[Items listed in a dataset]

___

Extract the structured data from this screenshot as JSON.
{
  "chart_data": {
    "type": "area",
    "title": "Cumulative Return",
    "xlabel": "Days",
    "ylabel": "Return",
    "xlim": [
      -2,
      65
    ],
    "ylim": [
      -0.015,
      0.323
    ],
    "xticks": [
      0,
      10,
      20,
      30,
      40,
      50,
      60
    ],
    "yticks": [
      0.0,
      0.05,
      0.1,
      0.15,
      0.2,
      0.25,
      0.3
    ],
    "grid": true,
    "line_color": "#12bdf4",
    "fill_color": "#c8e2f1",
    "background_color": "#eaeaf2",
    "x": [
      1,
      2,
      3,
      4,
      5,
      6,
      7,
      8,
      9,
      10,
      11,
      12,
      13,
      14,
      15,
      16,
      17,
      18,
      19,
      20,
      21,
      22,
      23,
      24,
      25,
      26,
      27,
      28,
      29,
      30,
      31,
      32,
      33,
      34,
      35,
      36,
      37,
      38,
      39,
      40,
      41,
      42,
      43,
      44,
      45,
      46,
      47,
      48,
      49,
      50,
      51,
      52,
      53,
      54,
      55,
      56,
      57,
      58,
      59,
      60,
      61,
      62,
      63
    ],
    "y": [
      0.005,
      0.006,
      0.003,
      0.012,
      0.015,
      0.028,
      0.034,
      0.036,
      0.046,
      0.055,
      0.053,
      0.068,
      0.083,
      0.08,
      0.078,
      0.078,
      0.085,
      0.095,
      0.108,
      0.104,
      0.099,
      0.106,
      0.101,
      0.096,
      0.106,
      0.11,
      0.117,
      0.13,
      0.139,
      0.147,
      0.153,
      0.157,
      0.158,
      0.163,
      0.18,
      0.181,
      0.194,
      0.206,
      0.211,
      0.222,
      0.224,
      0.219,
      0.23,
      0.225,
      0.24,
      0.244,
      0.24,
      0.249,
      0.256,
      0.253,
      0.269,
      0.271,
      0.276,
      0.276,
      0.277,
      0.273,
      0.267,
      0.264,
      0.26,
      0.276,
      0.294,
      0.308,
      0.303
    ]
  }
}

___

## Problem description
Reproduce all of the data exactly as given.

## Answer to the task
Extract the structured data from this screenshot as JSON.
{
  "chart_data": {
    "type": "area",
    "title": "Cumulative Return",
    "xlabel": "Days",
    "ylabel": "Return",
    "xlim": [
      -2,
      65
    ],
    "ylim": [
      -0.015,
      0.323
    ],
    "xticks": [
      0,
      10,
      20,
      30,
      40,
      50,
      60
    ],
    "yticks": [
      0.0,
      0.05,
      0.1,
      0.15,
      0.2,
      0.25,
      0.3
    ],
    "grid": true,
    "line_color": "#12bdf4",
    "fill_color": "#c8e2f1",
    "background_color": "#eaeaf2",
    "x": [
      1,
      2,
      3,
      4,
      5,
      6,
      7,
      8,
      9,
      10,
      11,
      12,
      13,
      14,
      15,
      16,
      17,
      18,
      19,
      20,
      21,
      22,
      23,
      24,
      25,
      26,
      27,
      28,
      29,
      30,
      31,
      32,
      33,
      34,
      35,
      36,
      37,
      38,
      39,
      40,
      41,
      42,
      43,
      44,
      45,
      46,
      47,
      48,
      49,
      50,
      51,
      52,
      53,
      54,
      55,
      56,
      57,
      58,
      59,
      60,
      61,
      62,
      63
    ],
    "y": [
      0.005,
      0.006,
      0.003,
      0.012,
      0.015,
      0.028,
      0.034,
      0.036,
      0.046,
      0.055,
      0.053,
      0.068,
      0.083,
      0.08,
      0.078,
      0.078,
      0.085,
      0.095,
      0.108,
      0.104,
      0.099,
      0.106,
      0.101,
      0.096,
      0.106,
      0.11,
      0.117,
      0.13,
      0.139,
      0.147,
      0.153,
      0.157,
      0.158,
      0.163,
      0.18,
      0.181,
      0.194,
      0.206,
      0.211,
      0.222,
      0.224,
      0.219,
      0.23,
      0.225,
      0.24,
      0.244,
      0.24,
      0.249,
      0.256,
      0.253,
      0.269,
      0.271,
      0.276,
      0.276,
      0.277,
      0.273,
      0.267,
      0.264,
      0.26,
      0.276,
      0.294,
      0.308,
      0.303
    ]
  }
}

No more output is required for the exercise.